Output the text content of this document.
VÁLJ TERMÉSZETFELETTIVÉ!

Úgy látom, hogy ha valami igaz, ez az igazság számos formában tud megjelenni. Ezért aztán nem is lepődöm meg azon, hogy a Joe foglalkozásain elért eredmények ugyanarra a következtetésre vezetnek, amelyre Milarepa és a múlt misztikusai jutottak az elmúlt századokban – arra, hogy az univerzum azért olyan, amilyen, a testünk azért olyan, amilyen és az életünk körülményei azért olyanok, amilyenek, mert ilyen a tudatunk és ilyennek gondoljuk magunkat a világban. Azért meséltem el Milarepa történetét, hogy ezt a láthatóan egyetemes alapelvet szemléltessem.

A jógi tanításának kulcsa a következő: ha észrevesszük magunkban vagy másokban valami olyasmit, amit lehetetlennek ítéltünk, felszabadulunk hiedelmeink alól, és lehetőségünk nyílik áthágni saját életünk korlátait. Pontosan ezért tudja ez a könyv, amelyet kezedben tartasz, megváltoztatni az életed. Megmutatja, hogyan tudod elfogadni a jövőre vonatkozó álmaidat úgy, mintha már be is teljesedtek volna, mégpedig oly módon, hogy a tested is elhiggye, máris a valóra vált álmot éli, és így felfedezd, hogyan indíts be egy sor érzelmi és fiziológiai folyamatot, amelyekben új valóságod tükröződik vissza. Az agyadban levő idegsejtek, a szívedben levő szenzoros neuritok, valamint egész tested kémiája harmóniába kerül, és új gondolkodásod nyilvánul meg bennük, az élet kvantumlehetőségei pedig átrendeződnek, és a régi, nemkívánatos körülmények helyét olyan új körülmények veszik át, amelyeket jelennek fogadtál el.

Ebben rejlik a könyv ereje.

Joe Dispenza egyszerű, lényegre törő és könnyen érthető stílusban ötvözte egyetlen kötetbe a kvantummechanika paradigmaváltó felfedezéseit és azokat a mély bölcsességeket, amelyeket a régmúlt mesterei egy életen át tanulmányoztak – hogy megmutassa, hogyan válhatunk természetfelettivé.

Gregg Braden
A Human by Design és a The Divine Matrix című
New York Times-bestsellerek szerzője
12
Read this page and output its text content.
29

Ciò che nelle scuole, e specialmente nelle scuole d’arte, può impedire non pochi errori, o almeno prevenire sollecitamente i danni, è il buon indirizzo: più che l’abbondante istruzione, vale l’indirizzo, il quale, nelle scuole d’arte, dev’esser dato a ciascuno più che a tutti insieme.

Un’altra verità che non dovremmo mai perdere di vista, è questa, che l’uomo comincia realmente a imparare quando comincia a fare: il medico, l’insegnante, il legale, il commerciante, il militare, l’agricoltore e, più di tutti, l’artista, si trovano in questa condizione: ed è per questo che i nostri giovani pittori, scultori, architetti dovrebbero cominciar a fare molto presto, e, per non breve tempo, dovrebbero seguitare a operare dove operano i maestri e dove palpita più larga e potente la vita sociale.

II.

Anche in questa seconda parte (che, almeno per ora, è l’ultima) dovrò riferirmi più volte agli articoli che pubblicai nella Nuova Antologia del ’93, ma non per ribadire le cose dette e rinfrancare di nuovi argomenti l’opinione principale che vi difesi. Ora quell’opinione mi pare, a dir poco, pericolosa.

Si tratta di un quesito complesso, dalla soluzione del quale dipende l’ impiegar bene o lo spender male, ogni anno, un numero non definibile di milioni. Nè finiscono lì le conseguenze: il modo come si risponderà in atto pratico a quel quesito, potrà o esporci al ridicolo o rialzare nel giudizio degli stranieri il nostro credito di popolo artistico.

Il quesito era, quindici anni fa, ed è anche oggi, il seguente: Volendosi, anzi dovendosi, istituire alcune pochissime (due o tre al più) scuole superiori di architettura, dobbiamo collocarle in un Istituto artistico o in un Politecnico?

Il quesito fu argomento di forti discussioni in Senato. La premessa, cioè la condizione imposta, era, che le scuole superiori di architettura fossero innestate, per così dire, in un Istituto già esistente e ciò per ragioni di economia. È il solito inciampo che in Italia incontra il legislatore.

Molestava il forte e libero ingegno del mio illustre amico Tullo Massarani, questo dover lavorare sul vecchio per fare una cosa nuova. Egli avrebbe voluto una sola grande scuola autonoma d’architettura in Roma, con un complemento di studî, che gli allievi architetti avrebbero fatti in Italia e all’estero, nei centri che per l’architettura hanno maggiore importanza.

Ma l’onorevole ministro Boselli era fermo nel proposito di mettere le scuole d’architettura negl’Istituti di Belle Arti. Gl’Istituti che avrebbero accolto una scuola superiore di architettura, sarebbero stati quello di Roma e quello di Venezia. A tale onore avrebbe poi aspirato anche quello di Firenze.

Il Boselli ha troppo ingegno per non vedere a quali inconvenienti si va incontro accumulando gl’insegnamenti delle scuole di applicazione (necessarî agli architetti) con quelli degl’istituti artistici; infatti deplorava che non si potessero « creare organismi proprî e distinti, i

Do this: Reproduce each line verbatim.

Full solution:
Output the text content of this document.
VÁLJ TERMÉSZETFELETTIVÉ!

Úgy látom, hogy ha valami igaz, ez az igazság számos formában tud megjelenni. Ezért aztán nem is lepődöm meg azon, hogy a Joe foglalkozásain elért eredmények ugyanarra a következtetésre vezetnek, amelyre Milarepa és a múlt misztikusai jutottak az elmúlt századokban – arra, hogy az univerzum azért olyan, amilyen, a testünk azért olyan, amilyen és az életünk körülményei azért olyanok, amilyenek, mert ilyen a tudatunk és ilyennek gondoljuk magunkat a világban. Azért meséltem el Milarepa történetét, hogy ezt a láthatóan egyetemes alapelvet szemléltessem.

A jógi tanításának kulcsa a következő: ha észrevesszük magunkban vagy másokban valami olyasmit, amit lehetetlennek ítéltünk, felszabadulunk hiedelmeink alól, és lehetőségünk nyílik áthágni saját életünk korlátait. Pontosan ezért tudja ez a könyv, amelyet kezedben tartasz, megváltoztatni az életed. Megmutatja, hogyan tudod elfogadni a jövőre vonatkozó álmaidat úgy, mintha már be is teljesedtek volna, mégpedig oly módon, hogy a tested is elhiggye, máris a valóra vált álmot éli, és így felfedezd, hogyan indíts be egy sor érzelmi és fiziológiai folyamatot, amelyekben új valóságod tükröződik vissza. Az agyadban levő idegsejtek, a szívedben levő szenzoros neuritok, valamint egész tested kémiája harmóniába kerül, és új gondolkodásod nyilvánul meg bennük, az élet kvantumlehetőségei pedig átrendeződnek, és a régi, nemkívánatos körülmények helyét olyan új körülmények veszik át, amelyeket jelennek fogadtál el.

Ebben rejlik a könyv ereje.

Joe Dispenza egyszerű, lényegre törő és könnyen érthető stílusban ötvözte egyetlen kötetbe a kvantummechanika paradigmaváltó felfedezéseit és azokat a mély bölcsességeket, amelyeket a régmúlt mesterei egy életen át tanulmányoztak – hogy megmutassa, hogyan válhatunk természetfelettivé.

Gregg Braden
A Human by Design és a The Divine Matrix című
New York Times-bestsellerek szerzője
12
Read this page and output its text content.
29

Ciò che nelle scuole, e specialmente nelle scuole d’arte, può impedire non pochi errori, o almeno prevenire sollecitamente i danni, è il buon indirizzo: più che l’abbondante istruzione, vale l’indirizzo, il quale, nelle scuole d’arte, dev’esser dato a ciascuno più che a tutti insieme.

Un’altra verità che non dovremmo mai perdere di vista, è questa, che l’uomo comincia realmente a imparare quando comincia a fare: il medico, l’insegnante, il legale, il commerciante, il militare, l’agricoltore e, più di tutti, l’artista, si trovano in questa condizione: ed è per questo che i nostri giovani pittori, scultori, architetti dovrebbero cominciar a fare molto presto, e, per non breve tempo, dovrebbero seguitare a operare dove operano i maestri e dove palpita più larga e potente la vita sociale.

II.

Anche in questa seconda parte (che, almeno per ora, è l’ultima) dovrò riferirmi più volte agli articoli che pubblicai nella Nuova Antologia del ’93, ma non per ribadire le cose dette e rinfrancare di nuovi argomenti l’opinione principale che vi difesi. Ora quell’opinione mi pare, a dir poco, pericolosa.

Si tratta di un quesito complesso, dalla soluzione del quale dipende l’ impiegar bene o lo spender male, ogni anno, un numero non definibile di milioni. Nè finiscono lì le conseguenze: il modo come si risponderà in atto pratico a quel quesito, potrà o esporci al ridicolo o rialzare nel giudizio degli stranieri il nostro credito di popolo artistico.

Il quesito era, quindici anni fa, ed è anche oggi, il seguente: Volendosi, anzi dovendosi, istituire alcune pochissime (due o tre al più) scuole superiori di architettura, dobbiamo collocarle in un Istituto artistico o in un Politecnico?

Il quesito fu argomento di forti discussioni in Senato. La premessa, cioè la condizione imposta, era, che le scuole superiori di architettura fossero innestate, per così dire, in un Istituto già esistente e ciò per ragioni di economia. È il solito inciampo che in Italia incontra il legislatore.

Molestava il forte e libero ingegno del mio illustre amico Tullo Massarani, questo dover lavorare sul vecchio per fare una cosa nuova. Egli avrebbe voluto una sola grande scuola autonoma d’architettura in Roma, con un complemento di studî, che gli allievi architetti avrebbero fatti in Italia e all’estero, nei centri che per l’architettura hanno maggiore importanza.

Ma l’onorevole ministro Boselli era fermo nel proposito di mettere le scuole d’architettura negl’Istituti di Belle Arti. Gl’Istituti che avrebbero accolto una scuola superiore di architettura, sarebbero stati quello di Roma e quello di Venezia. A tale onore avrebbe poi aspirato anche quello di Firenze.

Il Boselli ha troppo ingegno per non vedere a quali inconvenienti si va incontro accumulando gl’insegnamenti delle scuole di applicazione (necessarî agli architetti) con quelli degl’istituti artistici; infatti deplorava che non si potessero « creare organismi proprî e distinti, i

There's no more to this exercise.